Dataset entries:
═══
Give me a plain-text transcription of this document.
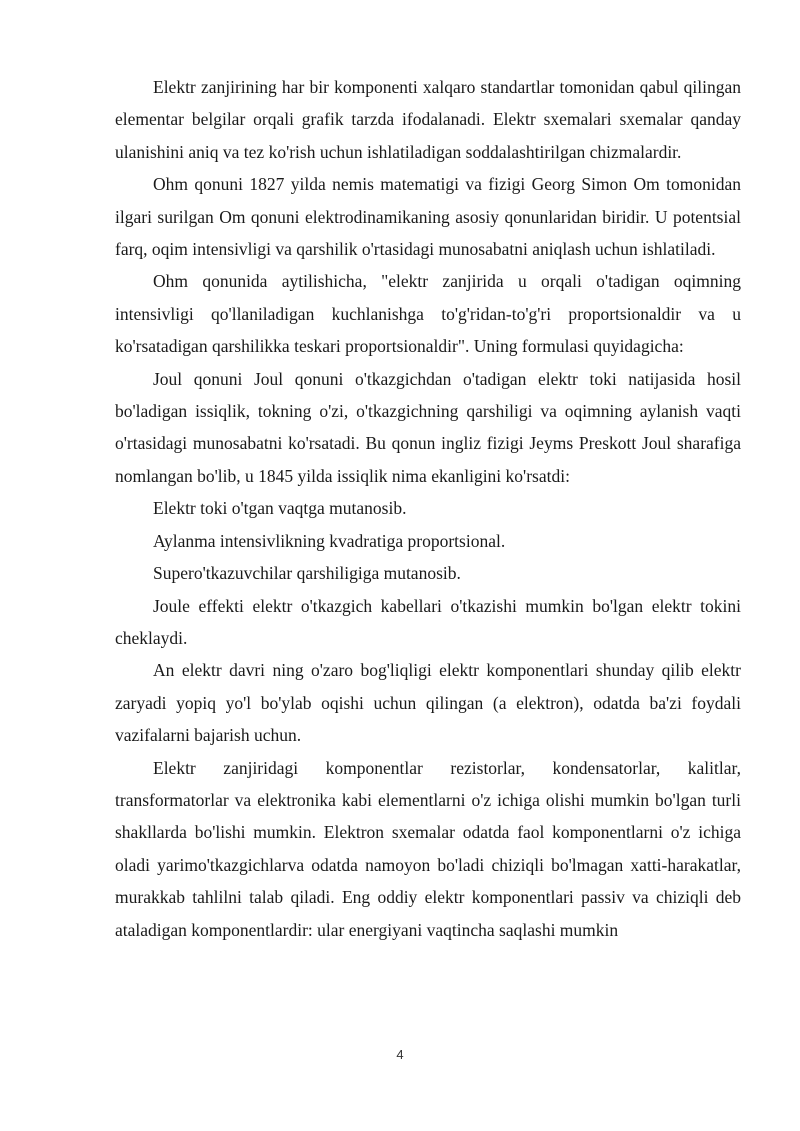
Elektr zanjirining har bir komponenti xalqaro standartlar tomonidan qabul qilingan elementar belgilar orqali grafik tarzda ifodalanadi. Elektr sxemalari sxemalar qanday ulanishini aniq va tez ko'rish uchun ishlatiladigan soddalashtirilgan chizmalardir.

Ohm qonuni 1827 yilda nemis matematigi va fizigi Georg Simon Om tomonidan ilgari surilgan Om qonuni elektrodinamikaning asosiy qonunlaridan biridir. U potentsial farq, oqim intensivligi va qarshilik o'rtasidagi munosabatni aniqlash uchun ishlatiladi.

Ohm qonunida aytilishicha, "elektr zanjirida u orqali o'tadigan oqimning intensivligi qo'llaniladigan kuchlanishga to'g'ridan-to'g'ri proportsionaldir va u ko'rsatadigan qarshilikka teskari proportsionaldir". Uning formulasi quyidagicha:

Joul qonuni Joul qonuni o'tkazgichdan o'tadigan elektr toki natijasida hosil bo'ladigan issiqlik, tokning o'zi, o'tkazgichning qarshiligi va oqimning aylanish vaqti o'rtasidagi munosabatni ko'rsatadi. Bu qonun ingliz fizigi Jeyms Preskott Joul sharafiga nomlangan bo'lib, u 1845 yilda issiqlik nima ekanligini ko'rsatdi:

Elektr toki o'tgan vaqtga mutanosib.

Aylanma intensivlikning kvadratiga proportsional.

Supero'tkazuvchilar qarshiligiga mutanosib.

Joule effekti elektr o'tkazgich kabellari o'tkazishi mumkin bo'lgan elektr tokini cheklaydi.

An elektr davri ning o'zaro bog'liqligi elektr komponentlari shunday qilib elektr zaryadi yopiq yo'l bo'ylab oqishi uchun qilingan (a elektron), odatda ba'zi foydali vazifalarni bajarish uchun.

Elektr zanjiridagi komponentlar rezistorlar, kondensatorlar, kalitlar, transformatorlar va elektronika kabi elementlarni o'z ichiga olishi mumkin bo'lgan turli shakllarda bo'lishi mumkin. Elektron sxemalar odatda faol komponentlarni o'z ichiga oladi yarimo'tkazgichlarva odatda namoyon bo'ladi chiziqli bo'lmagan xatti-harakatlar, murakkab tahlilni talab qiladi. Eng oddiy elektr komponentlari passiv va chiziqli deb ataladigan komponentlardir: ular energiyani vaqtincha saqlashi mumkin

4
═══
EXERCISE OBJECTIVE |
Go back to the records above and write them out exactly, without the pictures.

SOLUTION BELOW |
Give me a plain-text transcription of this document.
Elektr zanjirining har bir komponenti xalqaro standartlar tomonidan qabul qilingan elementar belgilar orqali grafik tarzda ifodalanadi. Elektr sxemalari sxemalar qanday ulanishini aniq va tez ko'rish uchun ishlatiladigan soddalashtirilgan chizmalardir.

Ohm qonuni 1827 yilda nemis matematigi va fizigi Georg Simon Om tomonidan ilgari surilgan Om qonuni elektrodinamikaning asosiy qonunlaridan biridir. U potentsial farq, oqim intensivligi va qarshilik o'rtasidagi munosabatni aniqlash uchun ishlatiladi.

Ohm qonunida aytilishicha, "elektr zanjirida u orqali o'tadigan oqimning intensivligi qo'llaniladigan kuchlanishga to'g'ridan-to'g'ri proportsionaldir va u ko'rsatadigan qarshilikka teskari proportsionaldir". Uning formulasi quyidagicha:

Joul qonuni Joul qonuni o'tkazgichdan o'tadigan elektr toki natijasida hosil bo'ladigan issiqlik, tokning o'zi, o'tkazgichning qarshiligi va oqimning aylanish vaqti o'rtasidagi munosabatni ko'rsatadi. Bu qonun ingliz fizigi Jeyms Preskott Joul sharafiga nomlangan bo'lib, u 1845 yilda issiqlik nima ekanligini ko'rsatdi:

Elektr toki o'tgan vaqtga mutanosib.

Aylanma intensivlikning kvadratiga proportsional.

Supero'tkazuvchilar qarshiligiga mutanosib.

Joule effekti elektr o'tkazgich kabellari o'tkazishi mumkin bo'lgan elektr tokini cheklaydi.

An elektr davri ning o'zaro bog'liqligi elektr komponentlari shunday qilib elektr zaryadi yopiq yo'l bo'ylab oqishi uchun qilingan (a elektron), odatda ba'zi foydali vazifalarni bajarish uchun.

Elektr zanjiridagi komponentlar rezistorlar, kondensatorlar, kalitlar, transformatorlar va elektronika kabi elementlarni o'z ichiga olishi mumkin bo'lgan turli shakllarda bo'lishi mumkin. Elektron sxemalar odatda faol komponentlarni o'z ichiga oladi yarimo'tkazgichlarva odatda namoyon bo'ladi chiziqli bo'lmagan xatti-harakatlar, murakkab tahlilni talab qiladi. Eng oddiy elektr komponentlari passiv va chiziqli deb ataladigan komponentlardir: ular energiyani vaqtincha saqlashi mumkin

4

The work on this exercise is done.